### WHAT IS NEEDED
Will you give the material below again, every line exactly as it is?

Dataset records
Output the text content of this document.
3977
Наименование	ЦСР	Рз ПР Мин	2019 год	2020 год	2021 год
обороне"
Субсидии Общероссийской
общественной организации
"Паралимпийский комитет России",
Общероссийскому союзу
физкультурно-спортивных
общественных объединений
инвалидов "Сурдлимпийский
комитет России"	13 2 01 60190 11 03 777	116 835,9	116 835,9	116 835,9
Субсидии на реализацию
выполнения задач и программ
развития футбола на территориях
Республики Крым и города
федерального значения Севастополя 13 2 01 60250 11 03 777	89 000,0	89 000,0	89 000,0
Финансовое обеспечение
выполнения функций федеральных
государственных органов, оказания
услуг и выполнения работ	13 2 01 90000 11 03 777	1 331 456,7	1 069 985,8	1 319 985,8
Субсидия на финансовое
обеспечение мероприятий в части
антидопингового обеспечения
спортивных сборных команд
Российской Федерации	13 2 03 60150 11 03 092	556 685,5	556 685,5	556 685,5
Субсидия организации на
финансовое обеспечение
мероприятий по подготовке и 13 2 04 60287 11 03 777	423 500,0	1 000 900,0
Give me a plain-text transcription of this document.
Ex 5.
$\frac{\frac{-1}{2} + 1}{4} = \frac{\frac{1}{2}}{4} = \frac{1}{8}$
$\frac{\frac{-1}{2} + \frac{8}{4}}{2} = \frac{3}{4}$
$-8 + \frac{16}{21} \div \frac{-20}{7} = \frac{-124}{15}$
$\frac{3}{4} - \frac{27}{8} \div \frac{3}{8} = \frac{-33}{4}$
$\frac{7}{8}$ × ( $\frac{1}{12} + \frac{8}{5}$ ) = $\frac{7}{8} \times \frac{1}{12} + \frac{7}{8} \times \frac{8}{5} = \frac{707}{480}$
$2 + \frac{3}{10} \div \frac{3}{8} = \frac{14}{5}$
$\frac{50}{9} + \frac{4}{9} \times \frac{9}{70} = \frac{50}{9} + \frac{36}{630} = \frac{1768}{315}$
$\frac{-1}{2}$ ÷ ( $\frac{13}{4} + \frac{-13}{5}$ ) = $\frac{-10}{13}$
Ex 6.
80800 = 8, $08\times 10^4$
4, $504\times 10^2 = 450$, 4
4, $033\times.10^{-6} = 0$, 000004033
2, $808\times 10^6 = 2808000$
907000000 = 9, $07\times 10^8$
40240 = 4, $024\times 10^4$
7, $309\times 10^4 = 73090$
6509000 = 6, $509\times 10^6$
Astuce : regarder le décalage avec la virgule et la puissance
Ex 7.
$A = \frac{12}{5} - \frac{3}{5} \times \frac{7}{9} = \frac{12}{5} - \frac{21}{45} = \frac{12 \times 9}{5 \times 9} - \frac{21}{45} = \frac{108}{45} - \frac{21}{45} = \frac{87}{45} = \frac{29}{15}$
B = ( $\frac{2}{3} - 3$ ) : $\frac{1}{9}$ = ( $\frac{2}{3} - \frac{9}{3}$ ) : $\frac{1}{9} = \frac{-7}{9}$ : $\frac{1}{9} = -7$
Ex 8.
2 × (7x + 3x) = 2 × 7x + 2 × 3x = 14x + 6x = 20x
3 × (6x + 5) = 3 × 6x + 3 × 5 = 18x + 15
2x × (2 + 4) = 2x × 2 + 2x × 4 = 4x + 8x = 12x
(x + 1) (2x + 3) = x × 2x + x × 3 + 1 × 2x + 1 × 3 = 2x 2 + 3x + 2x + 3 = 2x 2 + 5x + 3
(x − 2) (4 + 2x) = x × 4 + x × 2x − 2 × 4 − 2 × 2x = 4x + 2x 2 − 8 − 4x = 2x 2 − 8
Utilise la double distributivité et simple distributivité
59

### COMPLETE ANSWER
Output the text content of this document.
3977
Наименование	ЦСР	Рз ПР Мин	2019 год	2020 год	2021 год
обороне"
Субсидии Общероссийской
общественной организации
"Паралимпийский комитет России",
Общероссийскому союзу
физкультурно-спортивных
общественных объединений
инвалидов "Сурдлимпийский
комитет России"	13 2 01 60190 11 03 777	116 835,9	116 835,9	116 835,9
Субсидии на реализацию
выполнения задач и программ
развития футбола на территориях
Республики Крым и города
федерального значения Севастополя 13 2 01 60250 11 03 777	89 000,0	89 000,0	89 000,0
Финансовое обеспечение
выполнения функций федеральных
государственных органов, оказания
услуг и выполнения работ	13 2 01 90000 11 03 777	1 331 456,7	1 069 985,8	1 319 985,8
Субсидия на финансовое
обеспечение мероприятий в части
антидопингового обеспечения
спортивных сборных команд
Российской Федерации	13 2 03 60150 11 03 092	556 685,5	556 685,5	556 685,5
Субсидия организации на
финансовое обеспечение
мероприятий по подготовке и 13 2 04 60287 11 03 777	423 500,0	1 000 900,0
Give me a plain-text transcription of this document.
Ex 5.
$\frac{\frac{-1}{2} + 1}{4} = \frac{\frac{1}{2}}{4} = \frac{1}{8}$
$\frac{\frac{-1}{2} + \frac{8}{4}}{2} = \frac{3}{4}$
$-8 + \frac{16}{21} \div \frac{-20}{7} = \frac{-124}{15}$
$\frac{3}{4} - \frac{27}{8} \div \frac{3}{8} = \frac{-33}{4}$
$\frac{7}{8}$ × ( $\frac{1}{12} + \frac{8}{5}$ ) = $\frac{7}{8} \times \frac{1}{12} + \frac{7}{8} \times \frac{8}{5} = \frac{707}{480}$
$2 + \frac{3}{10} \div \frac{3}{8} = \frac{14}{5}$
$\frac{50}{9} + \frac{4}{9} \times \frac{9}{70} = \frac{50}{9} + \frac{36}{630} = \frac{1768}{315}$
$\frac{-1}{2}$ ÷ ( $\frac{13}{4} + \frac{-13}{5}$ ) = $\frac{-10}{13}$
Ex 6.
80800 = 8, $08\times 10^4$
4, $504\times 10^2 = 450$, 4
4, $033\times.10^{-6} = 0$, 000004033
2, $808\times 10^6 = 2808000$
907000000 = 9, $07\times 10^8$
40240 = 4, $024\times 10^4$
7, $309\times 10^4 = 73090$
6509000 = 6, $509\times 10^6$
Astuce : regarder le décalage avec la virgule et la puissance
Ex 7.
$A = \frac{12}{5} - \frac{3}{5} \times \frac{7}{9} = \frac{12}{5} - \frac{21}{45} = \frac{12 \times 9}{5 \times 9} - \frac{21}{45} = \frac{108}{45} - \frac{21}{45} = \frac{87}{45} = \frac{29}{15}$
B = ( $\frac{2}{3} - 3$ ) : $\frac{1}{9}$ = ( $\frac{2}{3} - \frac{9}{3}$ ) : $\frac{1}{9} = \frac{-7}{9}$ : $\frac{1}{9} = -7$
Ex 8.
2 × (7x + 3x) = 2 × 7x + 2 × 3x = 14x + 6x = 20x
3 × (6x + 5) = 3 × 6x + 3 × 5 = 18x + 15
2x × (2 + 4) = 2x × 2 + 2x × 4 = 4x + 8x = 12x
(x + 1) (2x + 3) = x × 2x + x × 3 + 1 × 2x + 1 × 3 = 2x 2 + 3x + 2x + 3 = 2x 2 + 5x + 3
(x − 2) (4 + 2x) = x × 4 + x × 2x − 2 × 4 − 2 × 2x = 4x + 2x 2 − 8 − 4x = 2x 2 − 8
Utilise la double distributivité et simple distributivité
59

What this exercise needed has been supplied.